* What you should do
Scan the entries below for the word "sich". Copy each line that has it.

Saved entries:
--- start ---
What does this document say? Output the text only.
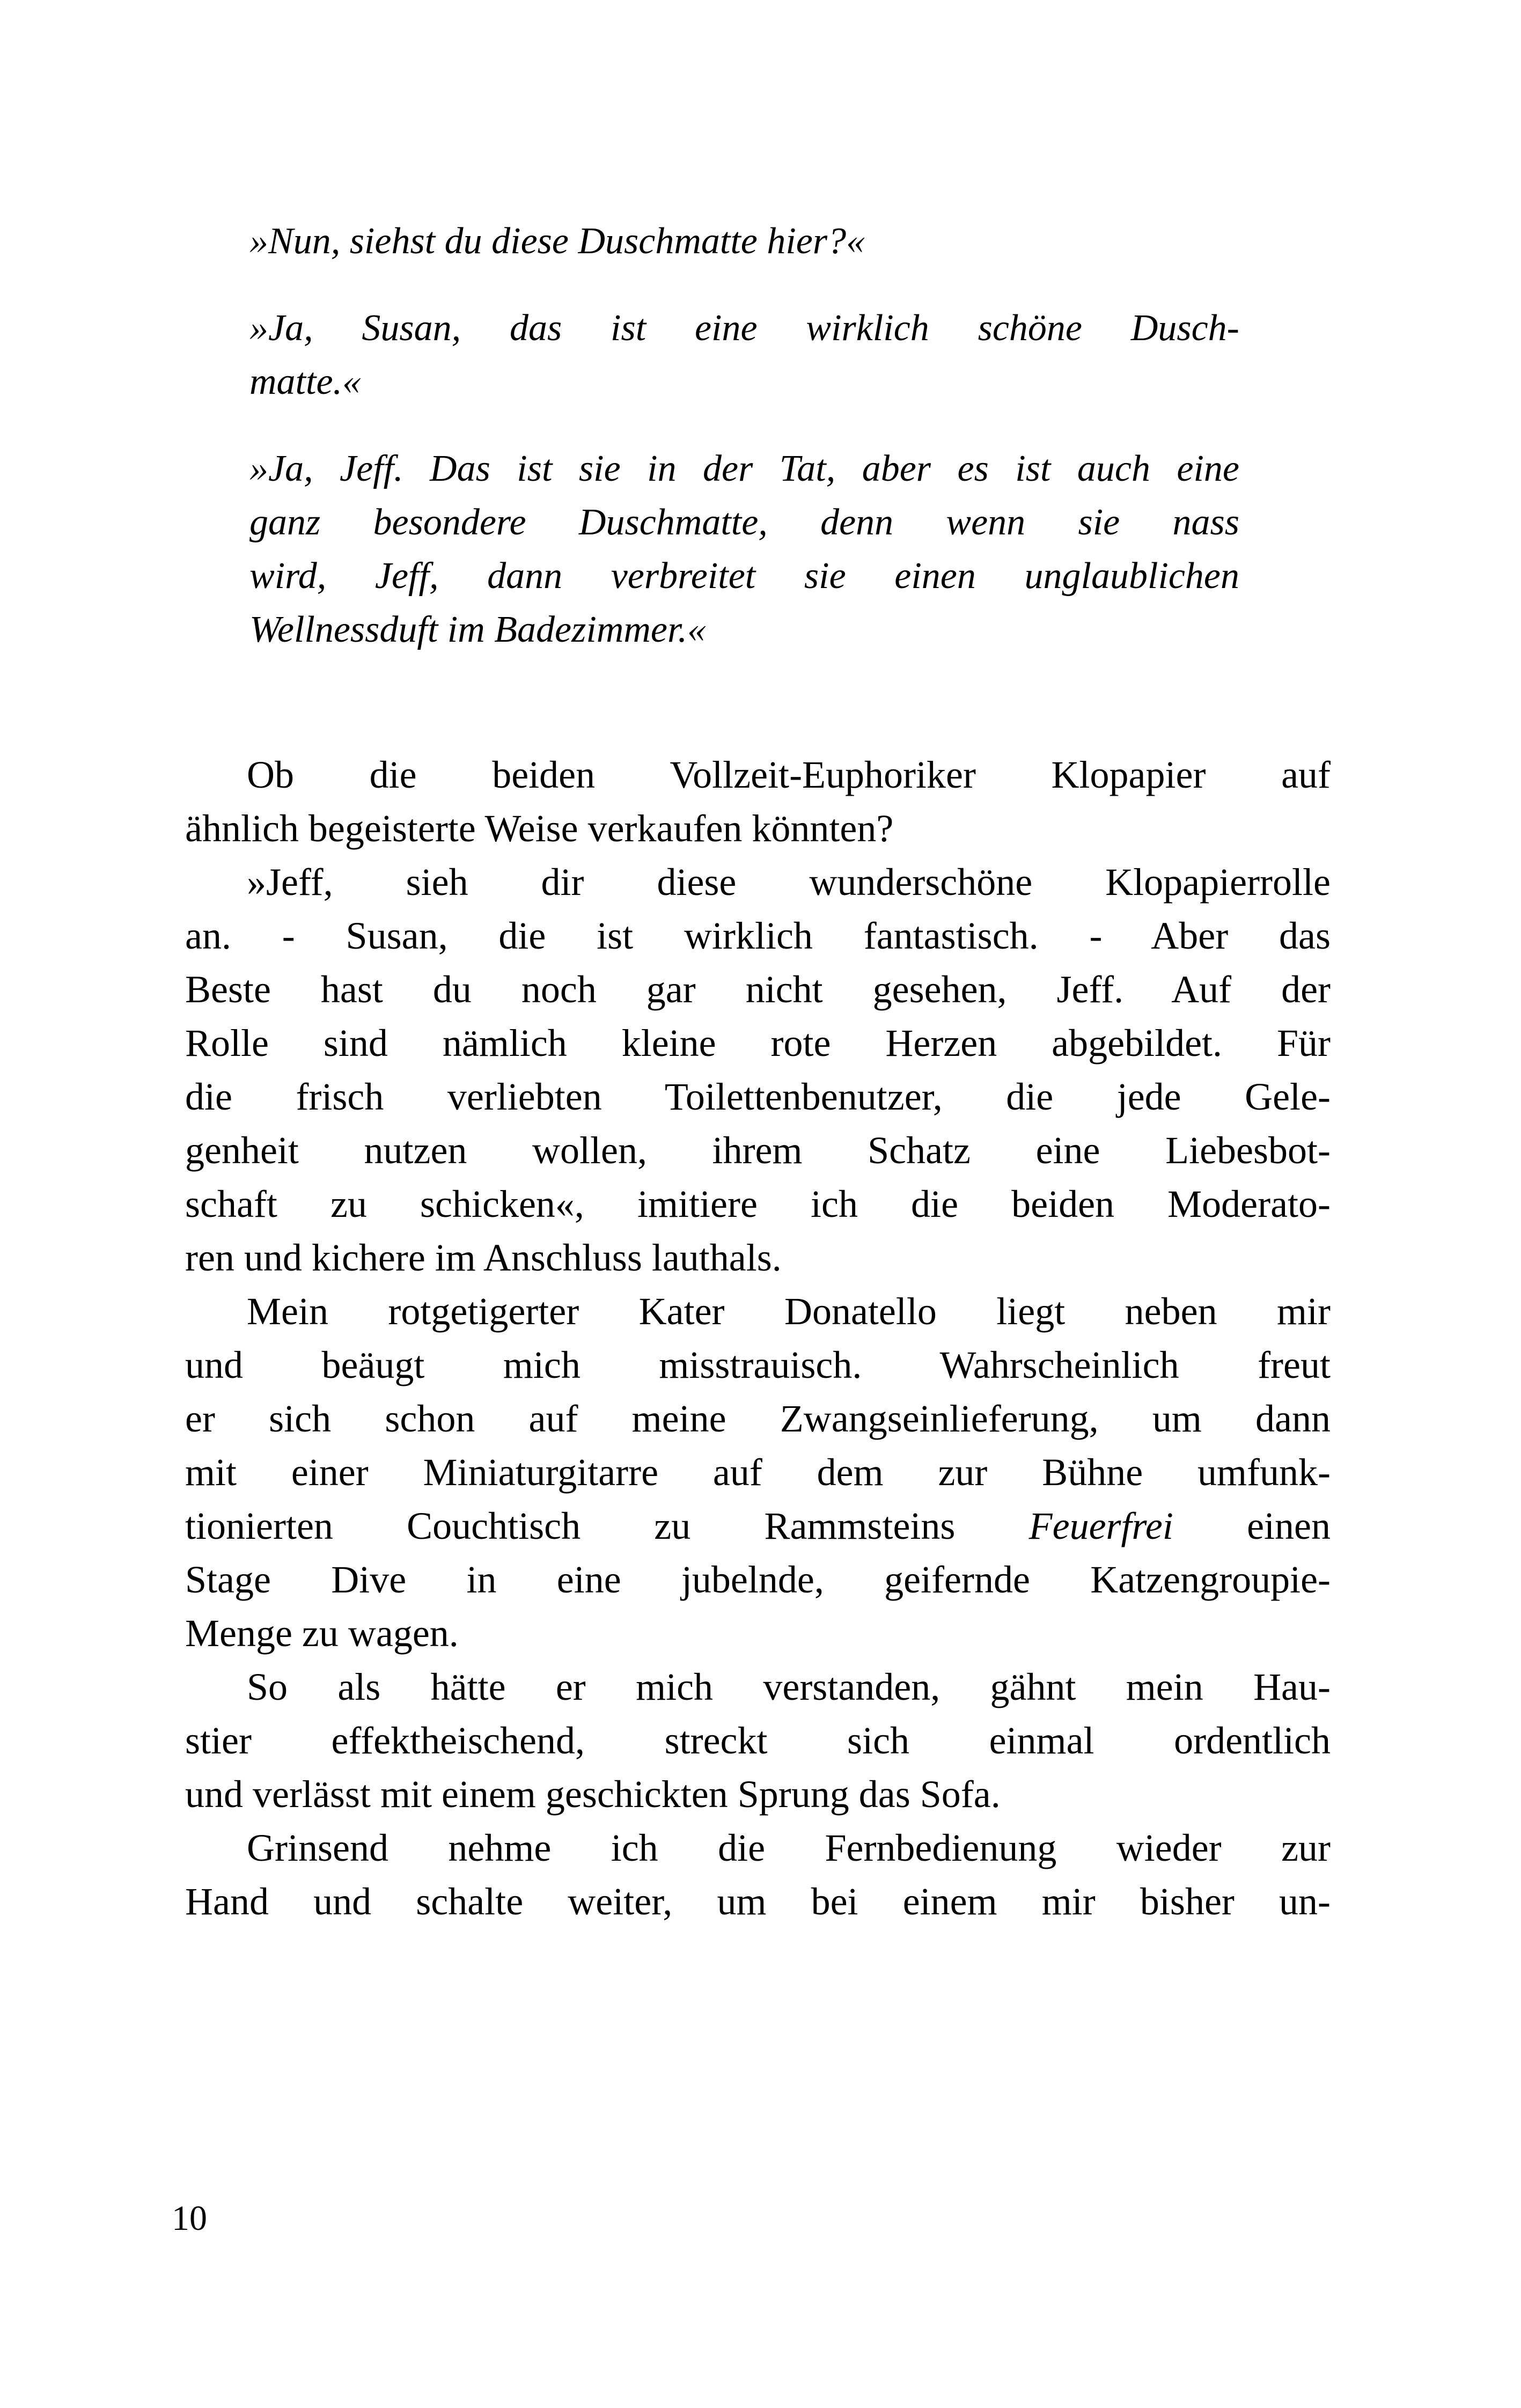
»Nun, siehst du diese Duschmatte hier?«
»Ja, Susan, das ist eine wirklich schöne Dusch-
matte.«
»Ja, Jeff. Das ist sie in der Tat, aber es ist auch eine
ganz besondere Duschmatte, denn wenn sie nass
wird, Jeff, dann verbreitet sie einen unglaublichen
Wellnessduft im Badezimmer.«
Ob die beiden Vollzeit-Euphoriker Klopapier auf
ähnlich begeisterte Weise verkaufen könnten?
»Jeff, sieh dir diese wunderschöne Klopapierrolle
an. - Susan, die ist wirklich fantastisch. - Aber das
Beste hast du noch gar nicht gesehen, Jeff. Auf der
Rolle sind nämlich kleine rote Herzen abgebildet. Für
die frisch verliebten Toilettenbenutzer, die jede Gele-
genheit nutzen wollen, ihrem Schatz eine Liebesbot-
schaft zu schicken«, imitiere ich die beiden Moderato-
ren und kichere im Anschluss lauthals.
Mein rotgetigerter Kater Donatello liegt neben mir
und beäugt mich misstrauisch. Wahrscheinlich freut
er sich schon auf meine Zwangseinlieferung, um dann
mit einer Miniaturgitarre auf dem zur Bühne umfunk-
tionierten Couchtisch zu Rammsteins Feuerfrei einen
Stage Dive in eine jubelnde, geifernde Katzengroupie-
Menge zu wagen.
So als hätte er mich verstanden, gähnt mein Hau-
stier effektheischend, streckt sich einmal ordentlich
und verlässt mit einem geschickten Sprung das Sofa.
Grinsend nehme ich die Fernbedienung wieder zur
Hand und schalte weiter, um bei einem mir bisher un-
10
--- end ---
* Task solution
er sich schon auf meine Zwangseinlieferung, um dann
stier effektheischend, streckt sich einmal ordentlich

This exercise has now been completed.